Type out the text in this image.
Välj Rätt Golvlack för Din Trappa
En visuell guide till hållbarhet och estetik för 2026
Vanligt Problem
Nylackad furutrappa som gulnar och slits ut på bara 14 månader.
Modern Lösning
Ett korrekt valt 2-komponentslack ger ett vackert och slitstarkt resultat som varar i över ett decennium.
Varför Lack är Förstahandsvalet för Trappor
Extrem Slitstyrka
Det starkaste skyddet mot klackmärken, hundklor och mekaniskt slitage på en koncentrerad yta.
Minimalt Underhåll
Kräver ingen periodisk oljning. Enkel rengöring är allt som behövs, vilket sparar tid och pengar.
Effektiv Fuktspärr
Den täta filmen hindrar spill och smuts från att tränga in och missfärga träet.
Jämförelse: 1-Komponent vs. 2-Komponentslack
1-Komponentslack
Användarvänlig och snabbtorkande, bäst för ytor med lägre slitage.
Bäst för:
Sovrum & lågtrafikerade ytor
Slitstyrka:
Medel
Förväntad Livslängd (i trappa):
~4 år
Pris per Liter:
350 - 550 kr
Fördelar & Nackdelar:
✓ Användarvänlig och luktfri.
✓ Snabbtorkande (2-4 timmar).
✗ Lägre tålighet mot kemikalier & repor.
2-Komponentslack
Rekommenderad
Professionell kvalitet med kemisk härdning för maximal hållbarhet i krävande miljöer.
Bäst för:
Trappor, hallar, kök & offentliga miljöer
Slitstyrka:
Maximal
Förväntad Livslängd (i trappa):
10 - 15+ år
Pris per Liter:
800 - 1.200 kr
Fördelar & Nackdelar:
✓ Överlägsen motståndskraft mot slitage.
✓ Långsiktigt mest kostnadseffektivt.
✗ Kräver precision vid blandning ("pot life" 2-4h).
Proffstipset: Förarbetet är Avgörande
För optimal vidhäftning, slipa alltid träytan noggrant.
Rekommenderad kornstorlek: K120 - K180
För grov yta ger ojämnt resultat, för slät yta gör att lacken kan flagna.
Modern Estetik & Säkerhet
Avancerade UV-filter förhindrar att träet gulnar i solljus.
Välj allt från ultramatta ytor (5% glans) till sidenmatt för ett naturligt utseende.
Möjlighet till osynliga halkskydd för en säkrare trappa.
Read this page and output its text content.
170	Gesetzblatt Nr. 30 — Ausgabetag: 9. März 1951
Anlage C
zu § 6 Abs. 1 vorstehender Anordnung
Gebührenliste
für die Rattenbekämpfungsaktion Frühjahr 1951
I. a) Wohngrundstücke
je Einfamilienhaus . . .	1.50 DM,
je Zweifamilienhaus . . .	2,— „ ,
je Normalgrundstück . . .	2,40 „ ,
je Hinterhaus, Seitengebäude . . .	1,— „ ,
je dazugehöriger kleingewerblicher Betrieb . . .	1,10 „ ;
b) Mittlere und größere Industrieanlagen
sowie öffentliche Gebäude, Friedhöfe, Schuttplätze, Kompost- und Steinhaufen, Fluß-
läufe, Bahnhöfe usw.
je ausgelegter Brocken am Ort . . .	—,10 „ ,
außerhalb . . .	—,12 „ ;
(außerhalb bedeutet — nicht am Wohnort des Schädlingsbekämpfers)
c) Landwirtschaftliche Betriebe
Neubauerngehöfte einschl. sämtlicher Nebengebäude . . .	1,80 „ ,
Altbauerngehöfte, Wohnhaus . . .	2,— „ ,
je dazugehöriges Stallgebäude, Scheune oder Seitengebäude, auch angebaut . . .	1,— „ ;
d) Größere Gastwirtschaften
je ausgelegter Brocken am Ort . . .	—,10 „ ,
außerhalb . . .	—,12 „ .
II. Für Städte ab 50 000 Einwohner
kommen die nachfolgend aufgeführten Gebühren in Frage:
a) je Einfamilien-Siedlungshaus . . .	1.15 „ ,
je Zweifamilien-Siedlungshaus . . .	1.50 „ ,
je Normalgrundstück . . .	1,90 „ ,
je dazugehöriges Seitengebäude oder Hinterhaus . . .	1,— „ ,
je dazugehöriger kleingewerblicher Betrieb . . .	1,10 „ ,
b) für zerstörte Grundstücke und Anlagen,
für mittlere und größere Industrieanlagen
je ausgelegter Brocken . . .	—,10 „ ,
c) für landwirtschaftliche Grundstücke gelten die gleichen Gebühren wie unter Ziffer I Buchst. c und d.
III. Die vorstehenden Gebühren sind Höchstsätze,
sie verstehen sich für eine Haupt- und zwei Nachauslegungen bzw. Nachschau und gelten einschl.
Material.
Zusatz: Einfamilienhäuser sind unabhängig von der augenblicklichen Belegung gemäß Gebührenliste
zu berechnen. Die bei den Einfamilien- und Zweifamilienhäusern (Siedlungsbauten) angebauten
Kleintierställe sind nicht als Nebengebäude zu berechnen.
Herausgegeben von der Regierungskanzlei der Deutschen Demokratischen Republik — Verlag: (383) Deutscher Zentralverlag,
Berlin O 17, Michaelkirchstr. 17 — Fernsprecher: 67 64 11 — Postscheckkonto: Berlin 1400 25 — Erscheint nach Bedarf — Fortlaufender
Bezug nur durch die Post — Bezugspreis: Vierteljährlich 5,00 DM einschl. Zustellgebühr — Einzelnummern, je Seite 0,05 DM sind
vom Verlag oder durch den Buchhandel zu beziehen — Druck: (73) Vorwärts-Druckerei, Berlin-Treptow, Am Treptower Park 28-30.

========

**What you are asked to do**. Repeat the material in full, exactly as it stands.

**Task solution**.
Type out the text in this image.
Välj Rätt Golvlack för Din Trappa
En visuell guide till hållbarhet och estetik för 2026
Vanligt Problem
Nylackad furutrappa som gulnar och slits ut på bara 14 månader.
Modern Lösning
Ett korrekt valt 2-komponentslack ger ett vackert och slitstarkt resultat som varar i över ett decennium.
Varför Lack är Förstahandsvalet för Trappor
Extrem Slitstyrka
Det starkaste skyddet mot klackmärken, hundklor och mekaniskt slitage på en koncentrerad yta.
Minimalt Underhåll
Kräver ingen periodisk oljning. Enkel rengöring är allt som behövs, vilket sparar tid och pengar.
Effektiv Fuktspärr
Den täta filmen hindrar spill och smuts från att tränga in och missfärga träet.
Jämförelse: 1-Komponent vs. 2-Komponentslack
1-Komponentslack
Användarvänlig och snabbtorkande, bäst för ytor med lägre slitage.
Bäst för:
Sovrum & lågtrafikerade ytor
Slitstyrka:
Medel
Förväntad Livslängd (i trappa):
~4 år
Pris per Liter:
350 - 550 kr
Fördelar & Nackdelar:
✓ Användarvänlig och luktfri.
✓ Snabbtorkande (2-4 timmar).
✗ Lägre tålighet mot kemikalier & repor.
2-Komponentslack
Rekommenderad
Professionell kvalitet med kemisk härdning för maximal hållbarhet i krävande miljöer.
Bäst för:
Trappor, hallar, kök & offentliga miljöer
Slitstyrka:
Maximal
Förväntad Livslängd (i trappa):
10 - 15+ år
Pris per Liter:
800 - 1.200 kr
Fördelar & Nackdelar:
✓ Överlägsen motståndskraft mot slitage.
✓ Långsiktigt mest kostnadseffektivt.
✗ Kräver precision vid blandning ("pot life" 2-4h).
Proffstipset: Förarbetet är Avgörande
För optimal vidhäftning, slipa alltid träytan noggrant.
Rekommenderad kornstorlek: K120 - K180
För grov yta ger ojämnt resultat, för slät yta gör att lacken kan flagna.
Modern Estetik & Säkerhet
Avancerade UV-filter förhindrar att träet gulnar i solljus.
Välj allt från ultramatta ytor (5% glans) till sidenmatt för ett naturligt utseende.
Möjlighet till osynliga halkskydd för en säkrare trappa.
Read this page and output its text content.
170	Gesetzblatt Nr. 30 — Ausgabetag: 9. März 1951
Anlage C
zu § 6 Abs. 1 vorstehender Anordnung
Gebührenliste
für die Rattenbekämpfungsaktion Frühjahr 1951
I. a) Wohngrundstücke
je Einfamilienhaus . . .	1.50 DM,
je Zweifamilienhaus . . .	2,— „ ,
je Normalgrundstück . . .	2,40 „ ,
je Hinterhaus, Seitengebäude . . .	1,— „ ,
je dazugehöriger kleingewerblicher Betrieb . . .	1,10 „ ;
b) Mittlere und größere Industrieanlagen
sowie öffentliche Gebäude, Friedhöfe, Schuttplätze, Kompost- und Steinhaufen, Fluß-
läufe, Bahnhöfe usw.
je ausgelegter Brocken am Ort . . .	—,10 „ ,
außerhalb . . .	—,12 „ ;
(außerhalb bedeutet — nicht am Wohnort des Schädlingsbekämpfers)
c) Landwirtschaftliche Betriebe
Neubauerngehöfte einschl. sämtlicher Nebengebäude . . .	1,80 „ ,
Altbauerngehöfte, Wohnhaus . . .	2,— „ ,
je dazugehöriges Stallgebäude, Scheune oder Seitengebäude, auch angebaut . . .	1,— „ ;
d) Größere Gastwirtschaften
je ausgelegter Brocken am Ort . . .	—,10 „ ,
außerhalb . . .	—,12 „ .
II. Für Städte ab 50 000 Einwohner
kommen die nachfolgend aufgeführten Gebühren in Frage:
a) je Einfamilien-Siedlungshaus . . .	1.15 „ ,
je Zweifamilien-Siedlungshaus . . .	1.50 „ ,
je Normalgrundstück . . .	1,90 „ ,
je dazugehöriges Seitengebäude oder Hinterhaus . . .	1,— „ ,
je dazugehöriger kleingewerblicher Betrieb . . .	1,10 „ ,
b) für zerstörte Grundstücke und Anlagen,
für mittlere und größere Industrieanlagen
je ausgelegter Brocken . . .	—,10 „ ,
c) für landwirtschaftliche Grundstücke gelten die gleichen Gebühren wie unter Ziffer I Buchst. c und d.
III. Die vorstehenden Gebühren sind Höchstsätze,
sie verstehen sich für eine Haupt- und zwei Nachauslegungen bzw. Nachschau und gelten einschl.
Material.
Zusatz: Einfamilienhäuser sind unabhängig von der augenblicklichen Belegung gemäß Gebührenliste
zu berechnen. Die bei den Einfamilien- und Zweifamilienhäusern (Siedlungsbauten) angebauten
Kleintierställe sind nicht als Nebengebäude zu berechnen.
Herausgegeben von der Regierungskanzlei der Deutschen Demokratischen Republik — Verlag: (383) Deutscher Zentralverlag,
Berlin O 17, Michaelkirchstr. 17 — Fernsprecher: 67 64 11 — Postscheckkonto: Berlin 1400 25 — Erscheint nach Bedarf — Fortlaufender
Bezug nur durch die Post — Bezugspreis: Vierteljährlich 5,00 DM einschl. Zustellgebühr — Einzelnummern, je Seite 0,05 DM sind
vom Verlag oder durch den Buchhandel zu beziehen — Druck: (73) Vorwärts-Druckerei, Berlin-Treptow, Am Treptower Park 28-30.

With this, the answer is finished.